Dataset items
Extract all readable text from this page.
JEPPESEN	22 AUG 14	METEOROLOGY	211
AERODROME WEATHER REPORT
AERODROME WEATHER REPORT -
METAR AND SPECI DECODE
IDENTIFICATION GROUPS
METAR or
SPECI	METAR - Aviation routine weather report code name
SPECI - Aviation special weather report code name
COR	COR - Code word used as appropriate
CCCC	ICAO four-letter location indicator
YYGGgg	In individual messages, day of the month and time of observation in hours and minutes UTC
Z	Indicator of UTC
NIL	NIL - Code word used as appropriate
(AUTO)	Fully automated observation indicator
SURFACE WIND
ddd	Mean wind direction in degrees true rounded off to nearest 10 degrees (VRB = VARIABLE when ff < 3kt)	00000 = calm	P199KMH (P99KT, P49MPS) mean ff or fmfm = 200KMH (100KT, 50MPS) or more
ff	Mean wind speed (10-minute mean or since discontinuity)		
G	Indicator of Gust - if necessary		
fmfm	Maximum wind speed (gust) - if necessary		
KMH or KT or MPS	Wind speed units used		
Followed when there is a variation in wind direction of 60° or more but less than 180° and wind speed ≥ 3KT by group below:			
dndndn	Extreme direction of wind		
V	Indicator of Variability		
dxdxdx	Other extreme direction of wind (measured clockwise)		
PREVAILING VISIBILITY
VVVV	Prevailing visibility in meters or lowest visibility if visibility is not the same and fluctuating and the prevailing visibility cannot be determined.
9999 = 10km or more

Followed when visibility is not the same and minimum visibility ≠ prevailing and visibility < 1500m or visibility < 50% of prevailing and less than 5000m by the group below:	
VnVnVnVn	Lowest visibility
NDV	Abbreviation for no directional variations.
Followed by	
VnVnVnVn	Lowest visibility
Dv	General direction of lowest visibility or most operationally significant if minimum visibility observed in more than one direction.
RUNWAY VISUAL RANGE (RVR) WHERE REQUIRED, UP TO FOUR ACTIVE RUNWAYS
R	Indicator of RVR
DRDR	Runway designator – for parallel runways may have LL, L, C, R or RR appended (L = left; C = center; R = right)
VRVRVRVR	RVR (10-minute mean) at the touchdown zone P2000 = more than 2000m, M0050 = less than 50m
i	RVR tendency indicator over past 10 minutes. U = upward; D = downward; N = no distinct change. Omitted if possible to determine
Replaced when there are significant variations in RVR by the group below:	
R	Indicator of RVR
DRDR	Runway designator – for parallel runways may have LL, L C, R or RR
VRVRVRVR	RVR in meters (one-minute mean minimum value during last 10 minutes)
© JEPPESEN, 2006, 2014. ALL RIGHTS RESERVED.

---

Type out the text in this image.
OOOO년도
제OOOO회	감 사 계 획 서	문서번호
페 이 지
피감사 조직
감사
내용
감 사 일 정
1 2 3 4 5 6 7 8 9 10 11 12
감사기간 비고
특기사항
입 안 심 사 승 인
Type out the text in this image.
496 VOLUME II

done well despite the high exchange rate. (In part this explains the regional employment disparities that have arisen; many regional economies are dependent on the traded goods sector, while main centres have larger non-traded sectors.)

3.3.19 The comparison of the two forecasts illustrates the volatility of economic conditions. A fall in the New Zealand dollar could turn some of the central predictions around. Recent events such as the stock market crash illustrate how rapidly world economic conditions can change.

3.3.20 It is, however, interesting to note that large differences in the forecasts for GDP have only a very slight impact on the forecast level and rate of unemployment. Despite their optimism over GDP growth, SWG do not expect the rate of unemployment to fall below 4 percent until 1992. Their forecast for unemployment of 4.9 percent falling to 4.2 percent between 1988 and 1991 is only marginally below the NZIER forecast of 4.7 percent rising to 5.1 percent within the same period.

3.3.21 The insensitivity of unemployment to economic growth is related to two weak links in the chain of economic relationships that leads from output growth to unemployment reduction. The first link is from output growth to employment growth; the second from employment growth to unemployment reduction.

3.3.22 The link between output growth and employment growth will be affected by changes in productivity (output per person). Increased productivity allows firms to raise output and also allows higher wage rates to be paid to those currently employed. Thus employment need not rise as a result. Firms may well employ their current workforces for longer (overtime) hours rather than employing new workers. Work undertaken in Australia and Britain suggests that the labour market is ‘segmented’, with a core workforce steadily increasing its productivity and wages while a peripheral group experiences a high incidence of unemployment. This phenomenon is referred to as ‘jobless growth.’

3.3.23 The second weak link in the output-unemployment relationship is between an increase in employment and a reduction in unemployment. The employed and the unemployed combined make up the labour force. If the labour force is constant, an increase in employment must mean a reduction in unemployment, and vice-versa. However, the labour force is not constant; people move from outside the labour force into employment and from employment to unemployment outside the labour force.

==

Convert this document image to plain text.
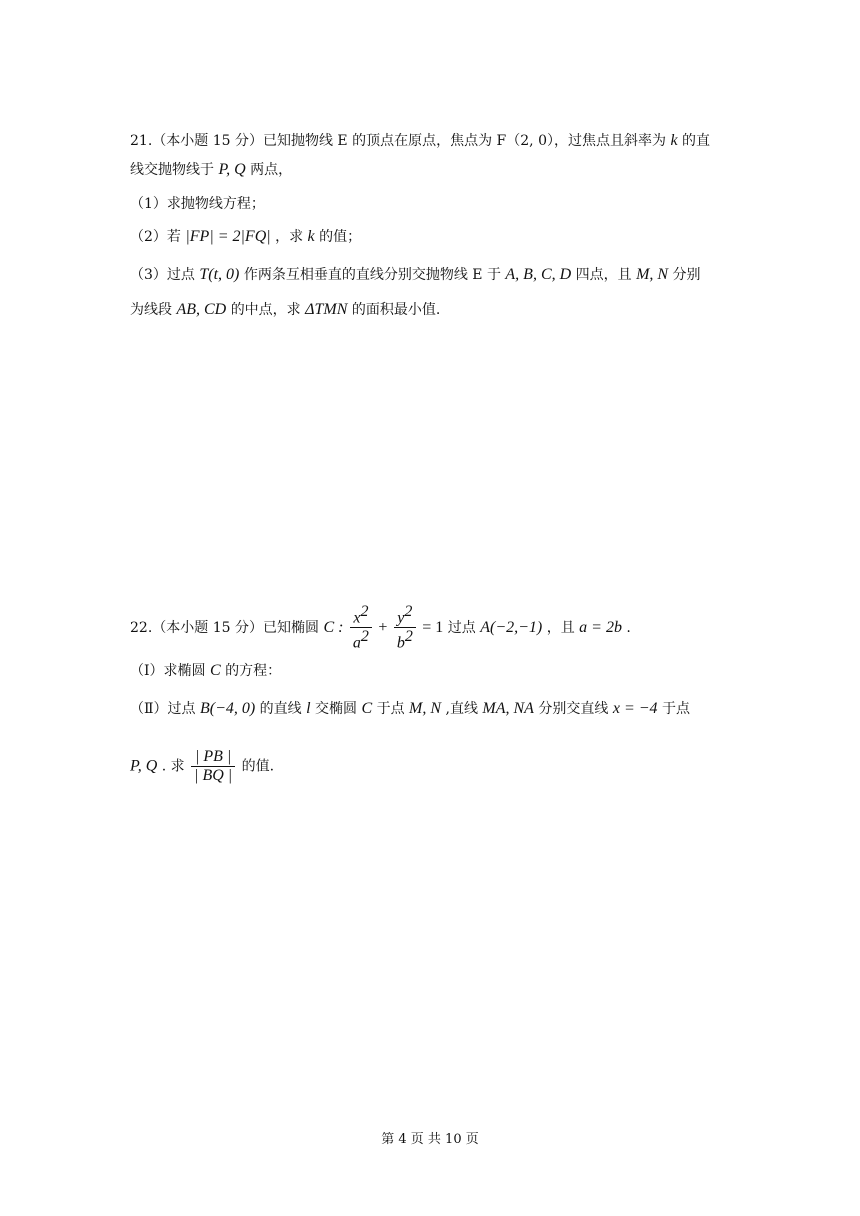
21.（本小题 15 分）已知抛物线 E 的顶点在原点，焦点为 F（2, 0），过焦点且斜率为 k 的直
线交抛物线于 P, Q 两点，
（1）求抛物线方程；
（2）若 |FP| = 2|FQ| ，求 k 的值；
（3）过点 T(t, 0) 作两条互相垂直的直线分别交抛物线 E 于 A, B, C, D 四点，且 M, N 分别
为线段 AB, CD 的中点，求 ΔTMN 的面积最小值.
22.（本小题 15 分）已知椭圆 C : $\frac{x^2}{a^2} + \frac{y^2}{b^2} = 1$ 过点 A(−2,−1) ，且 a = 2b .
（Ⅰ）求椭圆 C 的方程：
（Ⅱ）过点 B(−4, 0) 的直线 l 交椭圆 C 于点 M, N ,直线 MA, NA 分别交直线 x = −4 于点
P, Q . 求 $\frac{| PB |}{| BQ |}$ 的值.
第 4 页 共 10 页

Exercise
Copy each line of the listing that includes "DRDR".

Finished answer
DRDR	Runway designator – for parallel runways may have LL, L, C, R or RR appended (L = left; C = center; R = right)
DRDR	Runway designator – for parallel runways may have LL, L C, R or RR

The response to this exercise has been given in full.